[Data entries]
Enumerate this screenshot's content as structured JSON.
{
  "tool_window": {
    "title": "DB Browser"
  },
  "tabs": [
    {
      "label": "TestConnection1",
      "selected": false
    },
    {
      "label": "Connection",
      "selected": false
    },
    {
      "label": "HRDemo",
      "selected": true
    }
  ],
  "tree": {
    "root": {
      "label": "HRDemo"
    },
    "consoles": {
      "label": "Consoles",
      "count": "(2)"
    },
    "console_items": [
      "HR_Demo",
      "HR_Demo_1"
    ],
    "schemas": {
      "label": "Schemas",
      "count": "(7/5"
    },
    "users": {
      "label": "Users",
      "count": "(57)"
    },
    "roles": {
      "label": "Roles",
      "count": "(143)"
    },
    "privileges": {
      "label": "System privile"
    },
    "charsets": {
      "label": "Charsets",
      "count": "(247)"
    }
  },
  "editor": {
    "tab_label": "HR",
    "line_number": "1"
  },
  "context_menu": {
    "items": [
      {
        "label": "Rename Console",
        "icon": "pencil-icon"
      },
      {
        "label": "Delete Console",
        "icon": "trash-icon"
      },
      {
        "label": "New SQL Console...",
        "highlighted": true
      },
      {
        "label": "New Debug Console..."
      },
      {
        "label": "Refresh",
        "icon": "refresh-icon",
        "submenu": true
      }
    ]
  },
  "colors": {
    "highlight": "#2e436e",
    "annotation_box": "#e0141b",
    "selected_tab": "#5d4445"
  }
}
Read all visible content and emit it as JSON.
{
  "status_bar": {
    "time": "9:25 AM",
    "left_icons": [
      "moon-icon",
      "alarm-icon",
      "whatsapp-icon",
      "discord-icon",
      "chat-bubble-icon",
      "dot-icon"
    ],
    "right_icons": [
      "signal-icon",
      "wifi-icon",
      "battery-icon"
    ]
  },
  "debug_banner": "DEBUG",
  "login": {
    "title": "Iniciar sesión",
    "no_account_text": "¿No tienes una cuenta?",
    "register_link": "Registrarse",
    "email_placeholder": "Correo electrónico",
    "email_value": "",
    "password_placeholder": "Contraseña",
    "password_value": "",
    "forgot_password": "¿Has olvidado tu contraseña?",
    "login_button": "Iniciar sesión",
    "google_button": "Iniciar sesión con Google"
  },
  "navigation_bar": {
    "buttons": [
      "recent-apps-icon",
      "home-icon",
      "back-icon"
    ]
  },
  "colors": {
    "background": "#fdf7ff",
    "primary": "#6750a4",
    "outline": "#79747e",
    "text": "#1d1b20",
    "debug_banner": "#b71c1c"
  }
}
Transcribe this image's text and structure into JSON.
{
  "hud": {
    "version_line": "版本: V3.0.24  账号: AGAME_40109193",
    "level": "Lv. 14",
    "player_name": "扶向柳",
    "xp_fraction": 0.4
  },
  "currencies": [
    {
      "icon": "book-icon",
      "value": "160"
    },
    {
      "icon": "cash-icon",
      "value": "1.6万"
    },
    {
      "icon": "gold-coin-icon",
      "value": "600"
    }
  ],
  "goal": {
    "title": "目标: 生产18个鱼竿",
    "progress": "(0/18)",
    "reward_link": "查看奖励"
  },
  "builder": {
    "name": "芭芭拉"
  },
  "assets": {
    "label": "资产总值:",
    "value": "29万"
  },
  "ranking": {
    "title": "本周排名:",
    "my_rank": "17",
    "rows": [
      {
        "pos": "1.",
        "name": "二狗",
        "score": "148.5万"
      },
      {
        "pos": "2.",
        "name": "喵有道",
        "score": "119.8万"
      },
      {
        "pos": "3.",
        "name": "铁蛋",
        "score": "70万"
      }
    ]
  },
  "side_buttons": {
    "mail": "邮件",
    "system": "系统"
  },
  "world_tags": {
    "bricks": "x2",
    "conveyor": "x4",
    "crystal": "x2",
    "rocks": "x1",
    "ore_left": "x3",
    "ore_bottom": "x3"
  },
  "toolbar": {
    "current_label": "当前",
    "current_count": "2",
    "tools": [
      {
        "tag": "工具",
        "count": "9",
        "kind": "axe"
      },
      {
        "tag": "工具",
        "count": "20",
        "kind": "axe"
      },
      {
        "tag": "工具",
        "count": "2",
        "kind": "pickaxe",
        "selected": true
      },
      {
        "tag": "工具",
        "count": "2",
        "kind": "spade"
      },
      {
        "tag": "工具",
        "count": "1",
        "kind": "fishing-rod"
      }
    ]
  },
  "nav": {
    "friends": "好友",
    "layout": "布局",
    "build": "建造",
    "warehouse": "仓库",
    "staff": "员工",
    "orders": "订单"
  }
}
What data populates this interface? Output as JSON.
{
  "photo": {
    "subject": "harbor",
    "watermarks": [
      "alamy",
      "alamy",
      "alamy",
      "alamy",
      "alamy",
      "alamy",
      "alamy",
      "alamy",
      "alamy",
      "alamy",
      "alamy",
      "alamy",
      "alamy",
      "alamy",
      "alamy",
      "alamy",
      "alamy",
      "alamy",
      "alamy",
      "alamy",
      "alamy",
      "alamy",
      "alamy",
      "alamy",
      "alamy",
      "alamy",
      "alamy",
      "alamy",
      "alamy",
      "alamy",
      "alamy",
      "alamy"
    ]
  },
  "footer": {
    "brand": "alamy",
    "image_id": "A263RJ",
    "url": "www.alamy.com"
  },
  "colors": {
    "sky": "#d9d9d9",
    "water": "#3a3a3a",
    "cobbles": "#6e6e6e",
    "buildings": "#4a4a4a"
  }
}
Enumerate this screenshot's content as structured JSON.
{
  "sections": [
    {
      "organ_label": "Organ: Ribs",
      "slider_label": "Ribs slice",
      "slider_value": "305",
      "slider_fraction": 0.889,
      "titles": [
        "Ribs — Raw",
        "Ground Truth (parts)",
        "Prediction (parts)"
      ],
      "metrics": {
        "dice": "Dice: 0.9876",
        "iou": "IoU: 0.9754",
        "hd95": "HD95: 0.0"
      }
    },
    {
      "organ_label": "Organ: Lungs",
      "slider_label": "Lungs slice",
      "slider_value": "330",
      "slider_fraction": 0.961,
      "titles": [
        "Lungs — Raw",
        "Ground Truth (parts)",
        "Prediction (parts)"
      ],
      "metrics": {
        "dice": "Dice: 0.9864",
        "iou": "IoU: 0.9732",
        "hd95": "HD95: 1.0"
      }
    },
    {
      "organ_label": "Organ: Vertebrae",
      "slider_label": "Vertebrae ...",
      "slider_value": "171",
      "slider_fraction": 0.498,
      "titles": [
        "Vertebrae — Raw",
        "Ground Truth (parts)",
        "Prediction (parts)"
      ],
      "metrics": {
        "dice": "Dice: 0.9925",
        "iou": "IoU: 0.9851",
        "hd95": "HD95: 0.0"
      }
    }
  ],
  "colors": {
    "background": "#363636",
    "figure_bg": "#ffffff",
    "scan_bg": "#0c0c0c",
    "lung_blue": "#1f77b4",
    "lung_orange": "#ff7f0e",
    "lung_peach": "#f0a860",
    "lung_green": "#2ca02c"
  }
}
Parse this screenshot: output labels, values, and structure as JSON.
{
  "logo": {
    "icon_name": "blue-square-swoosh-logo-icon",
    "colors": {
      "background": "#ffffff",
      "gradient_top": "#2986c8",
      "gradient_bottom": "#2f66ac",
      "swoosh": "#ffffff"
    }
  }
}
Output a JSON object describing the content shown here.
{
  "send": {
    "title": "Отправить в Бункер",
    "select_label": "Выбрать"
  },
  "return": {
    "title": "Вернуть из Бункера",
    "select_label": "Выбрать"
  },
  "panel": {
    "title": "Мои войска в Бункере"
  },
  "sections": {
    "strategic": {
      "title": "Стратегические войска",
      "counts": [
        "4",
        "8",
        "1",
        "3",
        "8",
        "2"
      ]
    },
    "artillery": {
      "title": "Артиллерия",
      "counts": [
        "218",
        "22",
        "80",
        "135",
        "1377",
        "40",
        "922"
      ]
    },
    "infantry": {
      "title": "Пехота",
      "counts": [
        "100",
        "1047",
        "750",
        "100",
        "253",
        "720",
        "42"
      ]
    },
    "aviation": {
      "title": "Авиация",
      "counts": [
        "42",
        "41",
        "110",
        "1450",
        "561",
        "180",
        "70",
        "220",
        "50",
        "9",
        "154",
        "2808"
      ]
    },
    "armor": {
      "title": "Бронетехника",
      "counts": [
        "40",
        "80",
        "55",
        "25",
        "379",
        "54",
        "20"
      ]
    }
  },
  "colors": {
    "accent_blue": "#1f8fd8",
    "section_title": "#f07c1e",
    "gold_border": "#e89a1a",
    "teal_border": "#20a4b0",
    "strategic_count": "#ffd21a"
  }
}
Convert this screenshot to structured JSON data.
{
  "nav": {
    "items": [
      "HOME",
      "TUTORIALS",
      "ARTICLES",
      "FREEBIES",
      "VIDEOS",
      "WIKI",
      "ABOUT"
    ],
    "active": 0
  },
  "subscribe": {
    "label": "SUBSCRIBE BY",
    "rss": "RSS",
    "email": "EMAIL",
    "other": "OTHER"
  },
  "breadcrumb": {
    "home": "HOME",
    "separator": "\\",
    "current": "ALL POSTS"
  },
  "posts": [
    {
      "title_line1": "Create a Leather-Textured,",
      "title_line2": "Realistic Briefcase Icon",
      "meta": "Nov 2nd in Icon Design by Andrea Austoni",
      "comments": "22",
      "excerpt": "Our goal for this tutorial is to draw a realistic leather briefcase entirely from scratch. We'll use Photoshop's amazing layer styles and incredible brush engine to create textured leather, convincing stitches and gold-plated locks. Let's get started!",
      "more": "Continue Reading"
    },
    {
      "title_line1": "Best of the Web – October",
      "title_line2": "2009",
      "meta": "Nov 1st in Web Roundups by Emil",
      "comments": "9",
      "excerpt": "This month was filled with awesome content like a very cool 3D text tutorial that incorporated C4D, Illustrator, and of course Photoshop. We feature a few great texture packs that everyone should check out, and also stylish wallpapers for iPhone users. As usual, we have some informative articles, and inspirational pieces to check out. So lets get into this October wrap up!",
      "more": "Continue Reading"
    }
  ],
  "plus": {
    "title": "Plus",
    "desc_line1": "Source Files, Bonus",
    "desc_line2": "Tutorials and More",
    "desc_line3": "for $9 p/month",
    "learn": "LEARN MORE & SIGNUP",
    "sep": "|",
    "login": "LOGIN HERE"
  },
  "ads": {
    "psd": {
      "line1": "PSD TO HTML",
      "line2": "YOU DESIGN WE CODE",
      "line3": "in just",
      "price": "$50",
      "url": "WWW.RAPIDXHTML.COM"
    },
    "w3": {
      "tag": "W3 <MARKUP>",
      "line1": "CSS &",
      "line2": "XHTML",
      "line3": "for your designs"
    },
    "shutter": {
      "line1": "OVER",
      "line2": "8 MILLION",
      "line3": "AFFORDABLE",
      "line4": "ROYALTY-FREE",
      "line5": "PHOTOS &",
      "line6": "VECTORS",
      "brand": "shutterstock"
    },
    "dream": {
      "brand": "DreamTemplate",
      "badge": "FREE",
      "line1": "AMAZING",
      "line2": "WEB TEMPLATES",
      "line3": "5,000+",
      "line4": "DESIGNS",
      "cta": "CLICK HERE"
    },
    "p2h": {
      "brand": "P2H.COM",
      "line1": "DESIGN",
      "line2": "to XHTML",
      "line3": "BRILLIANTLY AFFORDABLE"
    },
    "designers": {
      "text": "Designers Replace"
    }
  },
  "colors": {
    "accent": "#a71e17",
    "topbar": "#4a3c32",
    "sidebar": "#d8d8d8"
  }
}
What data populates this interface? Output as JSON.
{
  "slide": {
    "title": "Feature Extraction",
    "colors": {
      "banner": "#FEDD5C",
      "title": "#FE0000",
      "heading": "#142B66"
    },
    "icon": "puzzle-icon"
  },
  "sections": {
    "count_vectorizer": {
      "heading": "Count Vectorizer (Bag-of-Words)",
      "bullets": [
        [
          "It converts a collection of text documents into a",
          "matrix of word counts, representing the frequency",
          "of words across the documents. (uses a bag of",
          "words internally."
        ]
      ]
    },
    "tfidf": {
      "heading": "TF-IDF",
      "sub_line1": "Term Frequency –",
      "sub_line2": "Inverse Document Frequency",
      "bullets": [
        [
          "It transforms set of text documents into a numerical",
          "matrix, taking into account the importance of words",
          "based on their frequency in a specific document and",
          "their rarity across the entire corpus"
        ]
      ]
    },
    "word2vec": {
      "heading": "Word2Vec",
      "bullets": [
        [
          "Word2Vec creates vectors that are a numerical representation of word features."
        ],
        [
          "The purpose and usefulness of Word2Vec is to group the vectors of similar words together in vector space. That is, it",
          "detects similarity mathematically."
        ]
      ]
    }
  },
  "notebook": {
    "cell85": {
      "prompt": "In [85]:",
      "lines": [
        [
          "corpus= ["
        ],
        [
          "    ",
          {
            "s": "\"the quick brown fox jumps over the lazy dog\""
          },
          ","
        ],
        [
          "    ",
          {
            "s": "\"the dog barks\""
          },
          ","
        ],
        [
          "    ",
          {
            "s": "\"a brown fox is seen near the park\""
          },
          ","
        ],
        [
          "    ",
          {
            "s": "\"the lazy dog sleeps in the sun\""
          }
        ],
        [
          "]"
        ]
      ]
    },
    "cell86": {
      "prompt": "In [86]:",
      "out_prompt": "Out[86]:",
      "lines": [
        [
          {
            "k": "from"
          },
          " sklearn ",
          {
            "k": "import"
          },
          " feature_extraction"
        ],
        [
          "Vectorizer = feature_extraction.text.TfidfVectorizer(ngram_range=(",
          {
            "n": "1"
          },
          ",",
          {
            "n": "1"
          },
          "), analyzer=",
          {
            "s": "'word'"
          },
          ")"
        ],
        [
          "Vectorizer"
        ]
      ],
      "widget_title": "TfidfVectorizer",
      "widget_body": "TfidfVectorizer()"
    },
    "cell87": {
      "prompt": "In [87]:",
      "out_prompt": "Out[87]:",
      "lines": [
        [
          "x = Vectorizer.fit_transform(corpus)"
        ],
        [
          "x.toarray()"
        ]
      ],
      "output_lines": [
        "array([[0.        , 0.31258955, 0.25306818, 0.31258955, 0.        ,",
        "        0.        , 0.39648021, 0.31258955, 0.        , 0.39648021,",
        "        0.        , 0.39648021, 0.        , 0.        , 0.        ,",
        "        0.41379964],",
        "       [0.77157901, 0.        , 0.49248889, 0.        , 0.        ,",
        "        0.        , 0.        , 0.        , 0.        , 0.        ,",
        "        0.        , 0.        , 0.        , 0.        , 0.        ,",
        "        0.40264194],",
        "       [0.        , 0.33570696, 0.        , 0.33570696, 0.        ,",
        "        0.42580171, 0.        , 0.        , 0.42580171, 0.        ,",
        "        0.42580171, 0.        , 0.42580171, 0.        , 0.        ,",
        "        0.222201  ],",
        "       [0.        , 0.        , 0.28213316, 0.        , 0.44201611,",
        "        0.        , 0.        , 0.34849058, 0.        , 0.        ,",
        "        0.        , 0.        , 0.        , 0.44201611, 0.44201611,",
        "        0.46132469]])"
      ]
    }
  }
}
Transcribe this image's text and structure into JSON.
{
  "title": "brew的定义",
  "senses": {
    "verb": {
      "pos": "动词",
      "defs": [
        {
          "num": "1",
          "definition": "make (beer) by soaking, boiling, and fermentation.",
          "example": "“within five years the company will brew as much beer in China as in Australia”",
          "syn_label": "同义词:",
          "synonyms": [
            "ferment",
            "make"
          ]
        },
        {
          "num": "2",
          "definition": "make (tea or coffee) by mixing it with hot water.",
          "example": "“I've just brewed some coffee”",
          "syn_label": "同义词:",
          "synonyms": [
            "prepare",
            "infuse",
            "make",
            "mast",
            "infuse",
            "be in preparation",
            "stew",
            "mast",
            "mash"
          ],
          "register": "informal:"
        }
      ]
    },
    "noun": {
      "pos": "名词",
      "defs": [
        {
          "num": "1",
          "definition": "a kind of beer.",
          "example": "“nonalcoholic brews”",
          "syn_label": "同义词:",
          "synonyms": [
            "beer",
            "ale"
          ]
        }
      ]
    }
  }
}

Task objective → Leave out every line without the string "make" and copy the rest.

Finished exercise →
          "definition": "make (beer) by soaking, boiling, and fermentation.",
            "make"
          "definition": "make (tea or coffee) by mixing it with hot water.",
            "make",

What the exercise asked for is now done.